Collection entries
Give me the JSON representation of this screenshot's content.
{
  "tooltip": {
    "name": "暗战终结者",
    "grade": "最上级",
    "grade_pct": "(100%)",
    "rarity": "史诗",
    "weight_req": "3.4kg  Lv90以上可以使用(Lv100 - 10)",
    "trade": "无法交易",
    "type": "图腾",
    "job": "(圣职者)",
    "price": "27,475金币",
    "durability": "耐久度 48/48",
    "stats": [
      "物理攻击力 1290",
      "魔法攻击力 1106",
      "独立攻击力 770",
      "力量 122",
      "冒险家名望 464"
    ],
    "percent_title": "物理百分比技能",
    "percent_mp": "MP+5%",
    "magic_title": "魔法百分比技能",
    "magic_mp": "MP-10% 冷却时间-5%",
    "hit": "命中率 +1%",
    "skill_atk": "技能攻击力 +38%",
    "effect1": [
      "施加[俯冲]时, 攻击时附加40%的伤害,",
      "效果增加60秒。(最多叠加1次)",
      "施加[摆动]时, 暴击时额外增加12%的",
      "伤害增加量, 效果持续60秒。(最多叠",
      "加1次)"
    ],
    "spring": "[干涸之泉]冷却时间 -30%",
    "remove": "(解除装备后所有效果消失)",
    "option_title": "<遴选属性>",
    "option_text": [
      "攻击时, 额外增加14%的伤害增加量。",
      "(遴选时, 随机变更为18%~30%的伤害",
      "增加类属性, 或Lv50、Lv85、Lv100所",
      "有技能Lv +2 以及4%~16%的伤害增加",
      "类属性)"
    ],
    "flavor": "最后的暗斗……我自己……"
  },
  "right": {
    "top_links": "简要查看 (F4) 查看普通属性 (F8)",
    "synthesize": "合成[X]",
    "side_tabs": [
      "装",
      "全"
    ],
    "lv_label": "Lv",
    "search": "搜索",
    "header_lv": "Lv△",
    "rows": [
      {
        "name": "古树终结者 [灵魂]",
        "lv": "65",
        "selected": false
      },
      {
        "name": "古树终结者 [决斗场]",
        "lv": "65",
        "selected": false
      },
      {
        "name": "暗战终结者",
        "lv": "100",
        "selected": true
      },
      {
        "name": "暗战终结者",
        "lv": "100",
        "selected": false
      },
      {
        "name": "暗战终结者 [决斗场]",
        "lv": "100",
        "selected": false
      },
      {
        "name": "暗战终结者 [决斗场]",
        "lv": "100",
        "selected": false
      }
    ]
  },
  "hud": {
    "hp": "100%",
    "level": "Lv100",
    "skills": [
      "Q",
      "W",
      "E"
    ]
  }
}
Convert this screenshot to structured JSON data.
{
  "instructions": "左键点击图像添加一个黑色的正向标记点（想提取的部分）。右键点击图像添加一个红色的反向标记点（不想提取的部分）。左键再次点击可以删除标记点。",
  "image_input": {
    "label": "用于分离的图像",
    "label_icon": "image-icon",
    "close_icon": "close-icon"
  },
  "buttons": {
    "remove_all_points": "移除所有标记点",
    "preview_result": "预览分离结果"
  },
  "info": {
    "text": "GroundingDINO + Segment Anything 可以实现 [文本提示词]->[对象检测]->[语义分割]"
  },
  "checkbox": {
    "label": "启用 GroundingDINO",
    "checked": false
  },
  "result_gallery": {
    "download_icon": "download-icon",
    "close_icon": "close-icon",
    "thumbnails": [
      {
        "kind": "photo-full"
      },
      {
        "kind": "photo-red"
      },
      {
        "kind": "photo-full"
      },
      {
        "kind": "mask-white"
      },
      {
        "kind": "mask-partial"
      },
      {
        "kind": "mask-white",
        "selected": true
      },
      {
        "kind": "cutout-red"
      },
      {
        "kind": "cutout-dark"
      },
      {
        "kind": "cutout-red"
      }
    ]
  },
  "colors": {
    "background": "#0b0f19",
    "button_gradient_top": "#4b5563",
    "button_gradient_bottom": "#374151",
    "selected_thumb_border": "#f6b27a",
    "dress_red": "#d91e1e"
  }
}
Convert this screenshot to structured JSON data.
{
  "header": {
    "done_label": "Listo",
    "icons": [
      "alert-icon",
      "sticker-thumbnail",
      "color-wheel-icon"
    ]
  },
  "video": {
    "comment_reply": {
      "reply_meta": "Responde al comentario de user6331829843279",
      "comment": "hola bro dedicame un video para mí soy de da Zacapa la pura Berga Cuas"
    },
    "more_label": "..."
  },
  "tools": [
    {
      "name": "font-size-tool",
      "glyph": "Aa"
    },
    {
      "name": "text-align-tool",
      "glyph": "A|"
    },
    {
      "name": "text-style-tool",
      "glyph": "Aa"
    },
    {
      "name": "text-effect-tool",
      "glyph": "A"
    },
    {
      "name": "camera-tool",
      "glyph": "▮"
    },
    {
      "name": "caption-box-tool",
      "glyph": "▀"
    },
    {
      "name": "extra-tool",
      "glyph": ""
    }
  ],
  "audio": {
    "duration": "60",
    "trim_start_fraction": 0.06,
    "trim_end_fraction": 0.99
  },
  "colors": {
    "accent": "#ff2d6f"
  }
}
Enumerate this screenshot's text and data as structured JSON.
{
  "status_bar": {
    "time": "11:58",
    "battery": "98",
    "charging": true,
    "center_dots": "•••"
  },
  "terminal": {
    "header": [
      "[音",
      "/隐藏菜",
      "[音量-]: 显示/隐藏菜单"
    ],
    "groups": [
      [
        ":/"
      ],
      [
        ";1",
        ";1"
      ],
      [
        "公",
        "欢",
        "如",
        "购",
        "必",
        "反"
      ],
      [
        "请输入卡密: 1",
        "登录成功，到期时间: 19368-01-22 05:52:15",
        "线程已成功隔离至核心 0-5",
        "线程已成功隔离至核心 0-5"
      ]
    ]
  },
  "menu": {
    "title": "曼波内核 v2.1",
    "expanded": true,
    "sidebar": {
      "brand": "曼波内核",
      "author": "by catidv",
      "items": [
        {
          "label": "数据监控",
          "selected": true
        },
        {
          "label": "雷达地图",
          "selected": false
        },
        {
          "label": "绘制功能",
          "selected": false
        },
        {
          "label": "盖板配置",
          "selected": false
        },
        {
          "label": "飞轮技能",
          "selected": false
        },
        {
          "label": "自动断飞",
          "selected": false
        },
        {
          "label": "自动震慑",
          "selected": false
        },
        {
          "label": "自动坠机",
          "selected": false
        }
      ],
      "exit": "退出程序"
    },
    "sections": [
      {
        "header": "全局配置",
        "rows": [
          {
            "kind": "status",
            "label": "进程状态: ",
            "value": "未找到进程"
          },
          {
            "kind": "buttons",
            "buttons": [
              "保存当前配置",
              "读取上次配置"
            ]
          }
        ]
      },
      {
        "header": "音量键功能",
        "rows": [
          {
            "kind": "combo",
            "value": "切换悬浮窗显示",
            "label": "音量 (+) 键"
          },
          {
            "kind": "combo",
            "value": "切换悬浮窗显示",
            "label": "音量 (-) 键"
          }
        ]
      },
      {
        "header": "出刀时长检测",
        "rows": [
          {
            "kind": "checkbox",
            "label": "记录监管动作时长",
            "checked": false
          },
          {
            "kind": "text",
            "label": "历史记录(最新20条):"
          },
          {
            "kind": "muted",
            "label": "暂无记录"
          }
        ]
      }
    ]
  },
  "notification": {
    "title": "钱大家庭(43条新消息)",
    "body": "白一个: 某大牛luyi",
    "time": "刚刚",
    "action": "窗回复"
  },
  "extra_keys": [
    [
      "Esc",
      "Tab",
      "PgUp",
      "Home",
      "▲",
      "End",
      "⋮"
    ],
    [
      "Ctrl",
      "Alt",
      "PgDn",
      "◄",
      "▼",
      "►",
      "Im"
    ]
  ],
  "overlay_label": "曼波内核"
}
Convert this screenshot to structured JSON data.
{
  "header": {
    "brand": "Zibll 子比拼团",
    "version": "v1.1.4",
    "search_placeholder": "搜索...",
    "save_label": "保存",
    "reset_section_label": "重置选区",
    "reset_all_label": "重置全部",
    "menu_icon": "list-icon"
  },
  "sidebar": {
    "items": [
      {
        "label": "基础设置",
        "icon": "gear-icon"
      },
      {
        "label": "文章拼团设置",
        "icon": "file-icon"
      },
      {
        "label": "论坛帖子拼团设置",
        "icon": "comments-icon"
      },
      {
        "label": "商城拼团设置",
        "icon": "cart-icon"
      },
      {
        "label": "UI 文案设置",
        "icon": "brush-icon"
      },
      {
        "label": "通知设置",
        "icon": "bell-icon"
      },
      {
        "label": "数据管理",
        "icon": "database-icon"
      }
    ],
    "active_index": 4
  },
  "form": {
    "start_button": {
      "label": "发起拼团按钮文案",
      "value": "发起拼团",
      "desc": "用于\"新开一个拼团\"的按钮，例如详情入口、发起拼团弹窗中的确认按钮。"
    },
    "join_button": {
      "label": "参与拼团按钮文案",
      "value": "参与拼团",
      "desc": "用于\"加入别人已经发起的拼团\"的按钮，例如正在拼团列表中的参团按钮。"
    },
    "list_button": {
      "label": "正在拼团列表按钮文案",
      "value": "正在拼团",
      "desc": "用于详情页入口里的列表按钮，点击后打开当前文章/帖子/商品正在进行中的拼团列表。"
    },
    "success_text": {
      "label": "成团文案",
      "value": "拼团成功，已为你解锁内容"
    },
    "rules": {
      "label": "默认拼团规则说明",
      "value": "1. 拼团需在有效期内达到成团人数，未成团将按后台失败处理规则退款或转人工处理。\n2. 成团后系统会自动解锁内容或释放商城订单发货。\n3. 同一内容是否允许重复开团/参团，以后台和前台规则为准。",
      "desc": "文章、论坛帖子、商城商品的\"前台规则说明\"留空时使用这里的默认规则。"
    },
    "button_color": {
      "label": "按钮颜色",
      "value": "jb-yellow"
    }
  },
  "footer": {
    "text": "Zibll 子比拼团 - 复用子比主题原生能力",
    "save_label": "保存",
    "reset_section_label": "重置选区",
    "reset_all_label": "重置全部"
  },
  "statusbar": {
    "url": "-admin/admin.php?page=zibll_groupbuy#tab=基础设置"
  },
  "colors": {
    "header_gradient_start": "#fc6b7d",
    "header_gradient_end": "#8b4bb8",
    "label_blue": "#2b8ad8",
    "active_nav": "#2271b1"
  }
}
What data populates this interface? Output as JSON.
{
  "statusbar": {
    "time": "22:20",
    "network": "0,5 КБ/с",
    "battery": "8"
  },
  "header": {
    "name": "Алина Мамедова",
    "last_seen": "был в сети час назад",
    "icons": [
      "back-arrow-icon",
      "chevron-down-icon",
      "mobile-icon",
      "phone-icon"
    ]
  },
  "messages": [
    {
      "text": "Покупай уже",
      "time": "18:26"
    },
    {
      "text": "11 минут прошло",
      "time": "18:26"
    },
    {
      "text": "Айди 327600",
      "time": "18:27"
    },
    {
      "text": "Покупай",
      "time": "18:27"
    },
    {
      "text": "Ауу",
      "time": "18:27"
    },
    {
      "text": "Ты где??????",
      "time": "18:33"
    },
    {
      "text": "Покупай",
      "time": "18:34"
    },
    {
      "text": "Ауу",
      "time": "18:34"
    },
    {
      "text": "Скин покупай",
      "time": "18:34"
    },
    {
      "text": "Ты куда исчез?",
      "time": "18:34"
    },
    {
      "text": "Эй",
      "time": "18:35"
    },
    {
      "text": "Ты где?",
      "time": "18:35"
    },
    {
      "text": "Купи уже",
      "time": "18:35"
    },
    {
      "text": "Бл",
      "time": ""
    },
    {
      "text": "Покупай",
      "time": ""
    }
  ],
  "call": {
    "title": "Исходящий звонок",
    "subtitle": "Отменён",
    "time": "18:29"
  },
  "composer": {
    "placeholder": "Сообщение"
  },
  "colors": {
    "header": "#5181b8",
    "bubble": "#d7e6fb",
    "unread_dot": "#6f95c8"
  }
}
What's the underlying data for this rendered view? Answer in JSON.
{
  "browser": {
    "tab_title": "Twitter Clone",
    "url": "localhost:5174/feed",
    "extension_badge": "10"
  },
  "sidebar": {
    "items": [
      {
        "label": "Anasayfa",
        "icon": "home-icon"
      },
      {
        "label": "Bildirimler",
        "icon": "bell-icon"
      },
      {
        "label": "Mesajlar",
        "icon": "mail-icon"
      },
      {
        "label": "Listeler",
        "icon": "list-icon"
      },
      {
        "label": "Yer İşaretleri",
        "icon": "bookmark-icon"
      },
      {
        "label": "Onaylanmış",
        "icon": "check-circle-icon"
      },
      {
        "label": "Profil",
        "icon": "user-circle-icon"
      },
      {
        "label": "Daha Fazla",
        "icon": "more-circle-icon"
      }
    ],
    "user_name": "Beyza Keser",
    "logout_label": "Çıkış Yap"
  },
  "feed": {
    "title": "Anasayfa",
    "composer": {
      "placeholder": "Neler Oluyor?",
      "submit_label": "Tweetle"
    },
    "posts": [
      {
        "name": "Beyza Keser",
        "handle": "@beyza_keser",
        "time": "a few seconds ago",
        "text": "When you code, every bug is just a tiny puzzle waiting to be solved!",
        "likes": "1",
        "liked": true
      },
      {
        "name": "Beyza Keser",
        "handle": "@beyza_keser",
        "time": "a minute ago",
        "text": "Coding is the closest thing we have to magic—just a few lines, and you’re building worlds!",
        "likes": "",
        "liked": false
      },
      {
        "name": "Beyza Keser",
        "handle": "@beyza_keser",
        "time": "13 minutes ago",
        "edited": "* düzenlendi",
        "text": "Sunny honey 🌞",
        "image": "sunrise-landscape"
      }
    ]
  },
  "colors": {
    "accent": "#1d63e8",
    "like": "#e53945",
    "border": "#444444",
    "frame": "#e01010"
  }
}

What is asked
Where a line holds the string "GroundingDINO", copy that line.

Solution to this exercise
    "text": "GroundingDINO + Segment Anything 可以实现 [文本提示词]->[对象检测]->[语义分割]"
    "label": "启用 GroundingDINO",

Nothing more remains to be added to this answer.